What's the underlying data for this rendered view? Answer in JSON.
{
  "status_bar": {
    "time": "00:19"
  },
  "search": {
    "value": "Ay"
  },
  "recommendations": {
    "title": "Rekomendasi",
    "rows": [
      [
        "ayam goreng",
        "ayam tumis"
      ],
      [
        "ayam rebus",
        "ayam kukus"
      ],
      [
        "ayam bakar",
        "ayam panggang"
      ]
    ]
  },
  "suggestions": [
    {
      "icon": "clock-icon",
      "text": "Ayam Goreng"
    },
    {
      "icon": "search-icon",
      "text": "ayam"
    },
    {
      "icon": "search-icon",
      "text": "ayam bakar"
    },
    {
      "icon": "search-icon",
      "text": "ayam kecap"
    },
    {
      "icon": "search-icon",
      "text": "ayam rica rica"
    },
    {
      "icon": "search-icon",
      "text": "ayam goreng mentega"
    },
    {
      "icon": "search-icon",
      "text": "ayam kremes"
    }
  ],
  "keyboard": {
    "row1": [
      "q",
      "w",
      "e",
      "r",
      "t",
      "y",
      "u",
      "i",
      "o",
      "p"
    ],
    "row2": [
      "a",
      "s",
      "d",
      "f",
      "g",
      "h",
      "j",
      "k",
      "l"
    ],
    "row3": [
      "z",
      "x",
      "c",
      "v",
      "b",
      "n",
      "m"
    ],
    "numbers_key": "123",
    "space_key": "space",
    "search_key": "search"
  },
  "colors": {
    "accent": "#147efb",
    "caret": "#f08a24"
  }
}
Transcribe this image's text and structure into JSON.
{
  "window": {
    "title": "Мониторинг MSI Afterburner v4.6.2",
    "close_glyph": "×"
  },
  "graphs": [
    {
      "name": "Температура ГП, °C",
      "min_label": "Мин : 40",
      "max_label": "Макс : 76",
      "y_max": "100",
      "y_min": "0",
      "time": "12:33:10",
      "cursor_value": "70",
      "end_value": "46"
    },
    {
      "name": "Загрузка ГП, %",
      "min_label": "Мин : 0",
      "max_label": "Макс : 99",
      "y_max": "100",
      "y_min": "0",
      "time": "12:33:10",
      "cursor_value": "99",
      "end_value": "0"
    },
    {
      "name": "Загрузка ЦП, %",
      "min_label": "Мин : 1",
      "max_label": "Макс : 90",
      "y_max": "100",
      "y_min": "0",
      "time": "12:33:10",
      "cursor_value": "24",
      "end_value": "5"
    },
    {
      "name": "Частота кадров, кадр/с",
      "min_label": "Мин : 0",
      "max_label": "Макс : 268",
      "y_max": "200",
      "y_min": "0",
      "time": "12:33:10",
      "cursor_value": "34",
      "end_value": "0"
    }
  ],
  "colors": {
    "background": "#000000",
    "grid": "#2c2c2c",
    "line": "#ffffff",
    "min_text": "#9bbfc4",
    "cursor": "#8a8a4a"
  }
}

◆ **Exercise**
Write out all of the records once more, exactly.

◆ **Result**
What's the underlying data for this rendered view? Answer in JSON.
{
  "status_bar": {
    "time": "00:19"
  },
  "search": {
    "value": "Ay"
  },
  "recommendations": {
    "title": "Rekomendasi",
    "rows": [
      [
        "ayam goreng",
        "ayam tumis"
      ],
      [
        "ayam rebus",
        "ayam kukus"
      ],
      [
        "ayam bakar",
        "ayam panggang"
      ]
    ]
  },
  "suggestions": [
    {
      "icon": "clock-icon",
      "text": "Ayam Goreng"
    },
    {
      "icon": "search-icon",
      "text": "ayam"
    },
    {
      "icon": "search-icon",
      "text": "ayam bakar"
    },
    {
      "icon": "search-icon",
      "text": "ayam kecap"
    },
    {
      "icon": "search-icon",
      "text": "ayam rica rica"
    },
    {
      "icon": "search-icon",
      "text": "ayam goreng mentega"
    },
    {
      "icon": "search-icon",
      "text": "ayam kremes"
    }
  ],
  "keyboard": {
    "row1": [
      "q",
      "w",
      "e",
      "r",
      "t",
      "y",
      "u",
      "i",
      "o",
      "p"
    ],
    "row2": [
      "a",
      "s",
      "d",
      "f",
      "g",
      "h",
      "j",
      "k",
      "l"
    ],
    "row3": [
      "z",
      "x",
      "c",
      "v",
      "b",
      "n",
      "m"
    ],
    "numbers_key": "123",
    "space_key": "space",
    "search_key": "search"
  },
  "colors": {
    "accent": "#147efb",
    "caret": "#f08a24"
  }
}
Transcribe this image's text and structure into JSON.
{
  "window": {
    "title": "Мониторинг MSI Afterburner v4.6.2",
    "close_glyph": "×"
  },
  "graphs": [
    {
      "name": "Температура ГП, °C",
      "min_label": "Мин : 40",
      "max_label": "Макс : 76",
      "y_max": "100",
      "y_min": "0",
      "time": "12:33:10",
      "cursor_value": "70",
      "end_value": "46"
    },
    {
      "name": "Загрузка ГП, %",
      "min_label": "Мин : 0",
      "max_label": "Макс : 99",
      "y_max": "100",
      "y_min": "0",
      "time": "12:33:10",
      "cursor_value": "99",
      "end_value": "0"
    },
    {
      "name": "Загрузка ЦП, %",
      "min_label": "Мин : 1",
      "max_label": "Макс : 90",
      "y_max": "100",
      "y_min": "0",
      "time": "12:33:10",
      "cursor_value": "24",
      "end_value": "5"
    },
    {
      "name": "Частота кадров, кадр/с",
      "min_label": "Мин : 0",
      "max_label": "Макс : 268",
      "y_max": "200",
      "y_min": "0",
      "time": "12:33:10",
      "cursor_value": "34",
      "end_value": "0"
    }
  ],
  "colors": {
    "background": "#000000",
    "grid": "#2c2c2c",
    "line": "#ffffff",
    "min_text": "#9bbfc4",
    "cursor": "#8a8a4a"
  }
}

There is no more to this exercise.